TASK — Copy all lines in which the word "Выборы" can be found.
━━ SUPPLIED MATERIAL
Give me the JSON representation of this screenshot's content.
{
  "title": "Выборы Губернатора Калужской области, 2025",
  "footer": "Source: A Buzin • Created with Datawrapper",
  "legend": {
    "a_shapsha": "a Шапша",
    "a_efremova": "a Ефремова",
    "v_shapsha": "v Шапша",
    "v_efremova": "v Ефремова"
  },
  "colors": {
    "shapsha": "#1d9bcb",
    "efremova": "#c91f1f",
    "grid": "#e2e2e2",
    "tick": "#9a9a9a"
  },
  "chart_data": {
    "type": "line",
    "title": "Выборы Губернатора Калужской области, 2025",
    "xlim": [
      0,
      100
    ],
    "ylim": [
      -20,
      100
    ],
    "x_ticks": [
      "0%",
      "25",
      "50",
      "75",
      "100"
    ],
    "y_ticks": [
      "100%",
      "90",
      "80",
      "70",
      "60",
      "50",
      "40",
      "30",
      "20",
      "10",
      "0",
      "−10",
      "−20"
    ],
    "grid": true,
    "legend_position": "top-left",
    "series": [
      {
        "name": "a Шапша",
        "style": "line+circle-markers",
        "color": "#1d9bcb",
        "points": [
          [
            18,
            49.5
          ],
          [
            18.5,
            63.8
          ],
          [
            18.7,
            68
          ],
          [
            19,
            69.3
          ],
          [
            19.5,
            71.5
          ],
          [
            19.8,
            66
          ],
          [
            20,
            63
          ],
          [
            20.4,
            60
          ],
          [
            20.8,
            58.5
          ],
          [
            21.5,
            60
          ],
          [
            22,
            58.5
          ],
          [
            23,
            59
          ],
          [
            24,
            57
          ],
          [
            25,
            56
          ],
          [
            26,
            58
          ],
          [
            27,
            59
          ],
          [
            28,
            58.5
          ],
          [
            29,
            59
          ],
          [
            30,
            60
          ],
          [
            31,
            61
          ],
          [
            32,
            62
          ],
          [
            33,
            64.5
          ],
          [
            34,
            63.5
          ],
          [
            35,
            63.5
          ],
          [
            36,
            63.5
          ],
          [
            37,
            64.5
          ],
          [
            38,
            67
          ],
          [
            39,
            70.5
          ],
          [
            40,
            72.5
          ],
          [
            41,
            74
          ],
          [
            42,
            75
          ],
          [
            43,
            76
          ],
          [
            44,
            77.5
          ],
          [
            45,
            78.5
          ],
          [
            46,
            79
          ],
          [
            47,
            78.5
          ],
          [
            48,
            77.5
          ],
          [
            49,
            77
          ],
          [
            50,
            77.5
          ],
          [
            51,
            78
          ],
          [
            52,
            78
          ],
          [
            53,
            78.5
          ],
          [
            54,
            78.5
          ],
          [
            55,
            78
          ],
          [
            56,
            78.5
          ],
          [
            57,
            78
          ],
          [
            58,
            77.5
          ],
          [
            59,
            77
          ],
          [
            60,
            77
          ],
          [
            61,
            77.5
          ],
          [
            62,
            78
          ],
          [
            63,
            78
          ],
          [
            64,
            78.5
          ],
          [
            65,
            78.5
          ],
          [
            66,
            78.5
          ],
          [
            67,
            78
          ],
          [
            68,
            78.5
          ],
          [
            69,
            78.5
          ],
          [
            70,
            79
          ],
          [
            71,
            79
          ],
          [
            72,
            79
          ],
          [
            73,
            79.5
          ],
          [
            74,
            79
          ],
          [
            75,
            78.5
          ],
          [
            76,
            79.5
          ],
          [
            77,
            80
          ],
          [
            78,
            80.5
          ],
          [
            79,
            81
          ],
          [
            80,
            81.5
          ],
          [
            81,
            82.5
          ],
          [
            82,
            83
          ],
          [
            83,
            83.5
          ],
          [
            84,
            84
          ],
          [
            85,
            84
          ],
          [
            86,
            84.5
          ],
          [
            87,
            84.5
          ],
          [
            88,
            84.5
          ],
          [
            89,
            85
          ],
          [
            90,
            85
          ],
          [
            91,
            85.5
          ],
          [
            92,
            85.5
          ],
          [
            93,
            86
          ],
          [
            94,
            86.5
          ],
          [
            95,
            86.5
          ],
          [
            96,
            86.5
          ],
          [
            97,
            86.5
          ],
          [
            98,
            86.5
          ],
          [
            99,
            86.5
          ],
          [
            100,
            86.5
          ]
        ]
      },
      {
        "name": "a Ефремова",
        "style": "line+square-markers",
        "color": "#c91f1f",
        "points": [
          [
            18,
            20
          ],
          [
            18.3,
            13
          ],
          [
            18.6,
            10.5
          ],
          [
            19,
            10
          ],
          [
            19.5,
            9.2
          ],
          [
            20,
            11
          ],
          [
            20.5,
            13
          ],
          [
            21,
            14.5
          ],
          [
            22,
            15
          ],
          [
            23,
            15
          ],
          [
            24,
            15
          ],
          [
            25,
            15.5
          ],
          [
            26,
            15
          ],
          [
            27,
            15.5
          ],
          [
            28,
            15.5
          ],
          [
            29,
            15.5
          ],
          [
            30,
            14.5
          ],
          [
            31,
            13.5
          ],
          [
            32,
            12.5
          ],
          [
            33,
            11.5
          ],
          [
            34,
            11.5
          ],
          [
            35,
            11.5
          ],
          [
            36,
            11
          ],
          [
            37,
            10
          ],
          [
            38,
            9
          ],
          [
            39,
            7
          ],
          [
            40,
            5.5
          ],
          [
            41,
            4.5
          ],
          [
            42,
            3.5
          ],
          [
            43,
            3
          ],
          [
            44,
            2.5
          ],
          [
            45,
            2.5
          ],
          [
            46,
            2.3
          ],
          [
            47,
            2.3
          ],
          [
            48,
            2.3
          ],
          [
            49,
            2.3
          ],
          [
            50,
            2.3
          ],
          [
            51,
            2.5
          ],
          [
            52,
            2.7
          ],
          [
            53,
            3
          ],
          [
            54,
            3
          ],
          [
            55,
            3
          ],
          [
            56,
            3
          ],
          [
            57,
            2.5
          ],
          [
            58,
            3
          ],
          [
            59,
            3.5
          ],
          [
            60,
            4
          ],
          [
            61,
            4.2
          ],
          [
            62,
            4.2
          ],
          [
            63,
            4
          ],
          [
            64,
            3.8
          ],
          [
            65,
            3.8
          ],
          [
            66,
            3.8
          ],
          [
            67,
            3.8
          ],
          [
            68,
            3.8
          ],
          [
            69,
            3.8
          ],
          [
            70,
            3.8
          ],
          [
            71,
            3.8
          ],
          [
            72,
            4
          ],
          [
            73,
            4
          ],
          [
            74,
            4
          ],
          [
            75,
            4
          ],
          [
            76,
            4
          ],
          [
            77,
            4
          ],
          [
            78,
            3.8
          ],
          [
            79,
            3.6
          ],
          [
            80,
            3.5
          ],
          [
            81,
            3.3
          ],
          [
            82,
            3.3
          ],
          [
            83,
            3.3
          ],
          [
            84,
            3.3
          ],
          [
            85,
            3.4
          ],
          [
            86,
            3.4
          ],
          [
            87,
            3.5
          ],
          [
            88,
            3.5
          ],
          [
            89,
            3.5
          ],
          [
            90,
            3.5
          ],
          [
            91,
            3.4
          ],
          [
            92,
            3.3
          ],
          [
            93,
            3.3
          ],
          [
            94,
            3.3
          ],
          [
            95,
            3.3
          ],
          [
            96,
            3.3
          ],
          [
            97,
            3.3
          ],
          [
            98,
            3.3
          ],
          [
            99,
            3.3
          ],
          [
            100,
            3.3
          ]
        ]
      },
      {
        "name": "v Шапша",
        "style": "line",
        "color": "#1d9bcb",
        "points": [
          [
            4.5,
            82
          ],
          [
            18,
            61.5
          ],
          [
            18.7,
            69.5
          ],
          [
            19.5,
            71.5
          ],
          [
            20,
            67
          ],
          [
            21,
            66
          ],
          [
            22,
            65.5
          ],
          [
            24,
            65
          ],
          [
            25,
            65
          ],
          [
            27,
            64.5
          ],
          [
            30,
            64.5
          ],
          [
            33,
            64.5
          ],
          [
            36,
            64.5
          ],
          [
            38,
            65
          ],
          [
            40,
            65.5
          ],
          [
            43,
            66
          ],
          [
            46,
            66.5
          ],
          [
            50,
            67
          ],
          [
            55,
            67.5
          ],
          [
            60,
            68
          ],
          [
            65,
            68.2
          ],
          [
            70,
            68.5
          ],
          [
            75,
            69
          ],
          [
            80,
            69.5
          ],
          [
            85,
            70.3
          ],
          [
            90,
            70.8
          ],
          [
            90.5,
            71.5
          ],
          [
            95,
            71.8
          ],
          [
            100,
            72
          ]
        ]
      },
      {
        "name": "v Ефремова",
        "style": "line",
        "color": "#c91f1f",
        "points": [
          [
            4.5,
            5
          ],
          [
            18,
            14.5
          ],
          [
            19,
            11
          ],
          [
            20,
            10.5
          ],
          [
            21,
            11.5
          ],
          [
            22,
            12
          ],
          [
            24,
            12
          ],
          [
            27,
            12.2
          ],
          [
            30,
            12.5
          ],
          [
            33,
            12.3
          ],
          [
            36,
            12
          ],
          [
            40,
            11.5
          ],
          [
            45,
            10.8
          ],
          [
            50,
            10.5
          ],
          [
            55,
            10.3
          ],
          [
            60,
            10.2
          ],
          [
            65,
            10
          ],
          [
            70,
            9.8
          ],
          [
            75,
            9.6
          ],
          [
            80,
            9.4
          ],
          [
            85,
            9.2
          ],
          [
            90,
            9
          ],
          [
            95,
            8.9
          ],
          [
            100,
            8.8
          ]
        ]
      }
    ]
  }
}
━━━━
RESULT —
  "title": "Выборы Губернатора Калужской области, 2025",
    "title": "Выборы Губернатора Калужской области, 2025",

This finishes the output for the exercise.